◆ **EXERCISE TASK**
Output the records exactly. Include every line.

◆ **Dataset records**
- - - -

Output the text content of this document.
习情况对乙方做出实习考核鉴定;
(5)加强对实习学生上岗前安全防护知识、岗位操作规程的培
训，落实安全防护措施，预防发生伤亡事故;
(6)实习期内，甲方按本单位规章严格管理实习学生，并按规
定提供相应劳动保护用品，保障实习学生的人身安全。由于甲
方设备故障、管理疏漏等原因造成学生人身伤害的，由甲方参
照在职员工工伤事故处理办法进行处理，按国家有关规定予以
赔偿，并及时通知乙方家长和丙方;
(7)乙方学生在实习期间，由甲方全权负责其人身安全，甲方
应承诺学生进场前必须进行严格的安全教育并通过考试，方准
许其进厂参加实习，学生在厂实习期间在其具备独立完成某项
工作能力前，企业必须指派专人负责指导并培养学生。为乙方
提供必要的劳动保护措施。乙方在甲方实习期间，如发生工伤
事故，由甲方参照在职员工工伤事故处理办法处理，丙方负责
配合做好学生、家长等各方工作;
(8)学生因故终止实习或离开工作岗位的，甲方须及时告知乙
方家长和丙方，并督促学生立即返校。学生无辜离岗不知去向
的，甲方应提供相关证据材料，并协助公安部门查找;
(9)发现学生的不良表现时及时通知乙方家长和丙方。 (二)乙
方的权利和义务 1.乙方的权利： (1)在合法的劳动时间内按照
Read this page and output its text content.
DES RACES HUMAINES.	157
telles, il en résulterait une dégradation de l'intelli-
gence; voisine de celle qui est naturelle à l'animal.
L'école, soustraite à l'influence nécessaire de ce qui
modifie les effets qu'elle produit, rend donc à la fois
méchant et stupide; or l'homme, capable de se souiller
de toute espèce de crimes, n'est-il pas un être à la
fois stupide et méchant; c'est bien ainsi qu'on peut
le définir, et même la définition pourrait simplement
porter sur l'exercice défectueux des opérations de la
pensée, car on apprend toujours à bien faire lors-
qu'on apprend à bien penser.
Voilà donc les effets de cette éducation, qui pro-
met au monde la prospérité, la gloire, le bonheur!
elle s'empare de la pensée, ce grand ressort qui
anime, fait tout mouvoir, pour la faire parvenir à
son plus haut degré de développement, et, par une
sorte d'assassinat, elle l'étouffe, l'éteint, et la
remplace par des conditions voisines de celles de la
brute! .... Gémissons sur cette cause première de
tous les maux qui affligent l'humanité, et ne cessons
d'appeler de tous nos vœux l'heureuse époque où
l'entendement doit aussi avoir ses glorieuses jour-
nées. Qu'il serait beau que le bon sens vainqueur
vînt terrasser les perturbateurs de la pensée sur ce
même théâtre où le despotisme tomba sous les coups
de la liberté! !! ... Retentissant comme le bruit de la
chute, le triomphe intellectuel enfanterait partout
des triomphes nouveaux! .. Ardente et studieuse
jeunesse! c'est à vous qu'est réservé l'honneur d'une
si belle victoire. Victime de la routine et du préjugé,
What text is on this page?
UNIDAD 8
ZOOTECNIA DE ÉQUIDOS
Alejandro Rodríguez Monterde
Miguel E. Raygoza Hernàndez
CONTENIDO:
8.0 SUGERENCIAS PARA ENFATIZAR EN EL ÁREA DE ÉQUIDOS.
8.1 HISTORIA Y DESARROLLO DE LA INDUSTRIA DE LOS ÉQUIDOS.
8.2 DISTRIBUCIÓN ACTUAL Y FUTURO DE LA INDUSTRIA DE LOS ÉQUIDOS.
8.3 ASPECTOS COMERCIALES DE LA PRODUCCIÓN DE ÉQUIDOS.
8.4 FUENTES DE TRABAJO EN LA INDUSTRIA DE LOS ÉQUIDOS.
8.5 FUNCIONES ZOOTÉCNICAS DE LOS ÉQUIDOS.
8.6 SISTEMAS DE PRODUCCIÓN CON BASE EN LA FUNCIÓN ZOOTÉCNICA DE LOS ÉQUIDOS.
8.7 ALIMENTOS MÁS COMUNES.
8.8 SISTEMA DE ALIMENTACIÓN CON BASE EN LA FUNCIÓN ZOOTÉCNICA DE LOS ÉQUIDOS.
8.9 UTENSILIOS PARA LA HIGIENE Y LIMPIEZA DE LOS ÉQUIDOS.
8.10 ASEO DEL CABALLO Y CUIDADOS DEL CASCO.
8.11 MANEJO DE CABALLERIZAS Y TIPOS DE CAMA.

- - - -

◆ **RESULT BELOW**
Output the text content of this document.
习情况对乙方做出实习考核鉴定;
(5)加强对实习学生上岗前安全防护知识、岗位操作规程的培
训，落实安全防护措施，预防发生伤亡事故;
(6)实习期内，甲方按本单位规章严格管理实习学生，并按规
定提供相应劳动保护用品，保障实习学生的人身安全。由于甲
方设备故障、管理疏漏等原因造成学生人身伤害的，由甲方参
照在职员工工伤事故处理办法进行处理，按国家有关规定予以
赔偿，并及时通知乙方家长和丙方;
(7)乙方学生在实习期间，由甲方全权负责其人身安全，甲方
应承诺学生进场前必须进行严格的安全教育并通过考试，方准
许其进厂参加实习，学生在厂实习期间在其具备独立完成某项
工作能力前，企业必须指派专人负责指导并培养学生。为乙方
提供必要的劳动保护措施。乙方在甲方实习期间，如发生工伤
事故，由甲方参照在职员工工伤事故处理办法处理，丙方负责
配合做好学生、家长等各方工作;
(8)学生因故终止实习或离开工作岗位的，甲方须及时告知乙
方家长和丙方，并督促学生立即返校。学生无辜离岗不知去向
的，甲方应提供相关证据材料，并协助公安部门查找;
(9)发现学生的不良表现时及时通知乙方家长和丙方。 (二)乙
方的权利和义务 1.乙方的权利： (1)在合法的劳动时间内按照
Read this page and output its text content.
DES RACES HUMAINES.	157
telles, il en résulterait une dégradation de l'intelli-
gence; voisine de celle qui est naturelle à l'animal.
L'école, soustraite à l'influence nécessaire de ce qui
modifie les effets qu'elle produit, rend donc à la fois
méchant et stupide; or l'homme, capable de se souiller
de toute espèce de crimes, n'est-il pas un être à la
fois stupide et méchant; c'est bien ainsi qu'on peut
le définir, et même la définition pourrait simplement
porter sur l'exercice défectueux des opérations de la
pensée, car on apprend toujours à bien faire lors-
qu'on apprend à bien penser.
Voilà donc les effets de cette éducation, qui pro-
met au monde la prospérité, la gloire, le bonheur!
elle s'empare de la pensée, ce grand ressort qui
anime, fait tout mouvoir, pour la faire parvenir à
son plus haut degré de développement, et, par une
sorte d'assassinat, elle l'étouffe, l'éteint, et la
remplace par des conditions voisines de celles de la
brute! .... Gémissons sur cette cause première de
tous les maux qui affligent l'humanité, et ne cessons
d'appeler de tous nos vœux l'heureuse époque où
l'entendement doit aussi avoir ses glorieuses jour-
nées. Qu'il serait beau que le bon sens vainqueur
vînt terrasser les perturbateurs de la pensée sur ce
même théâtre où le despotisme tomba sous les coups
de la liberté! !! ... Retentissant comme le bruit de la
chute, le triomphe intellectuel enfanterait partout
des triomphes nouveaux! .. Ardente et studieuse
jeunesse! c'est à vous qu'est réservé l'honneur d'une
si belle victoire. Victime de la routine et du préjugé,
What text is on this page?
UNIDAD 8
ZOOTECNIA DE ÉQUIDOS
Alejandro Rodríguez Monterde
Miguel E. Raygoza Hernàndez
CONTENIDO:
8.0 SUGERENCIAS PARA ENFATIZAR EN EL ÁREA DE ÉQUIDOS.
8.1 HISTORIA Y DESARROLLO DE LA INDUSTRIA DE LOS ÉQUIDOS.
8.2 DISTRIBUCIÓN ACTUAL Y FUTURO DE LA INDUSTRIA DE LOS ÉQUIDOS.
8.3 ASPECTOS COMERCIALES DE LA PRODUCCIÓN DE ÉQUIDOS.
8.4 FUENTES DE TRABAJO EN LA INDUSTRIA DE LOS ÉQUIDOS.
8.5 FUNCIONES ZOOTÉCNICAS DE LOS ÉQUIDOS.
8.6 SISTEMAS DE PRODUCCIÓN CON BASE EN LA FUNCIÓN ZOOTÉCNICA DE LOS ÉQUIDOS.
8.7 ALIMENTOS MÁS COMUNES.
8.8 SISTEMA DE ALIMENTACIÓN CON BASE EN LA FUNCIÓN ZOOTÉCNICA DE LOS ÉQUIDOS.
8.9 UTENSILIOS PARA LA HIGIENE Y LIMPIEZA DE LOS ÉQUIDOS.
8.10 ASEO DEL CABALLO Y CUIDADOS DEL CASCO.
8.11 MANEJO DE CABALLERIZAS Y TIPOS DE CAMA.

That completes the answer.